● **GIVEN INSTRUCTION**: Without including any pictures, write out all the entries exactly.
>>>
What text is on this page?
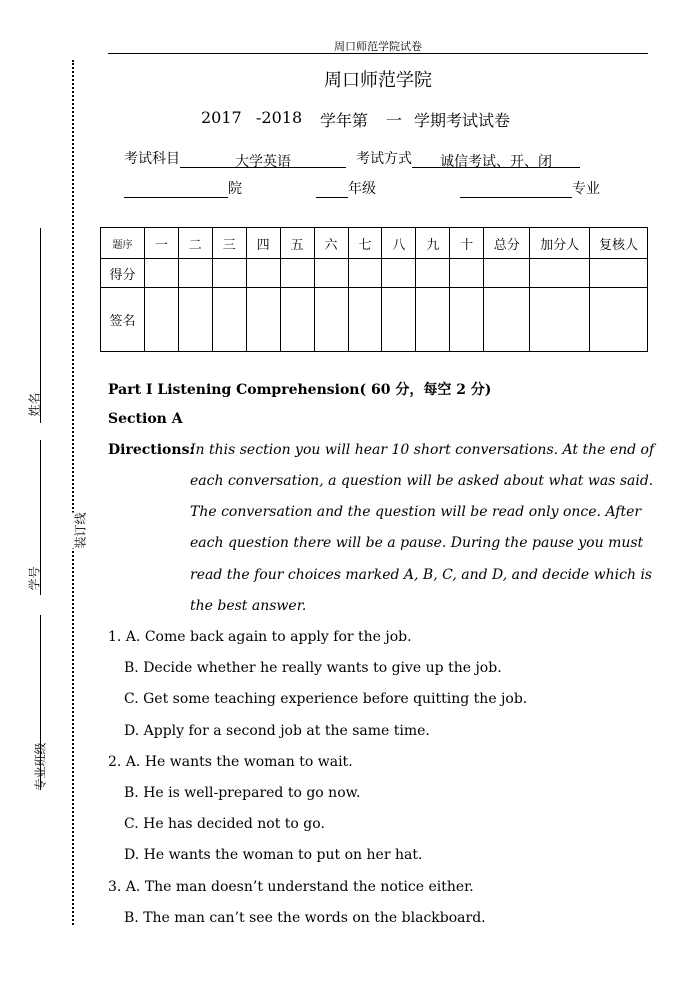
姓名
学号
装订线
专业班级
周口师范学院试卷
周口师范学院
2017 -2018 学年第 一 学期考试试卷
考试科目	大学英语	考试方式 诚信考试、开、闭
院	年级	专业
题序	一	二	三	四	五	六	七	八	九	十	总分	加分人	复核人
得分													
签名													
Part I Listening Comprehension( 60 分，每空 2 分)
Section A
Directions:
In this section you will hear 10 short conversations. At the end of
each conversation, a question will be asked about what was said.
The conversation and the question will be read only once. After
each question there will be a pause. During the pause you must
read the four choices marked A, B, C, and D, and decide which is
the best answer.
1. A. Come back again to apply for the job.
B. Decide whether he really wants to give up the job.
C. Get some teaching experience before quitting the job.
D. Apply for a second job at the same time.
2. A. He wants the woman to wait.
B. He is well-prepared to go now.
C. He has decided not to go.
D. He wants the woman to put on her hat.
3. A. The man doesn’t understand the notice either.
B. The man can’t see the words on the blackboard.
<<<
● **WRITTEN RESPONSE**:
What text is on this page?
姓名
学号
装订线
专业班级
周口师范学院试卷
周口师范学院
2017 -2018 学年第 一 学期考试试卷
考试科目	大学英语	考试方式 诚信考试、开、闭
院	年级	专业
题序	一	二	三	四	五	六	七	八	九	十	总分	加分人	复核人
得分													
签名													
Part I Listening Comprehension( 60 分，每空 2 分)
Section A
Directions:
In this section you will hear 10 short conversations. At the end of
each conversation, a question will be asked about what was said.
The conversation and the question will be read only once. After
each question there will be a pause. During the pause you must
read the four choices marked A, B, C, and D, and decide which is
the best answer.
1. A. Come back again to apply for the job.
B. Decide whether he really wants to give up the job.
C. Get some teaching experience before quitting the job.
D. Apply for a second job at the same time.
2. A. He wants the woman to wait.
B. He is well-prepared to go now.
C. He has decided not to go.
D. He wants the woman to put on her hat.
3. A. The man doesn’t understand the notice either.
B. The man can’t see the words on the blackboard.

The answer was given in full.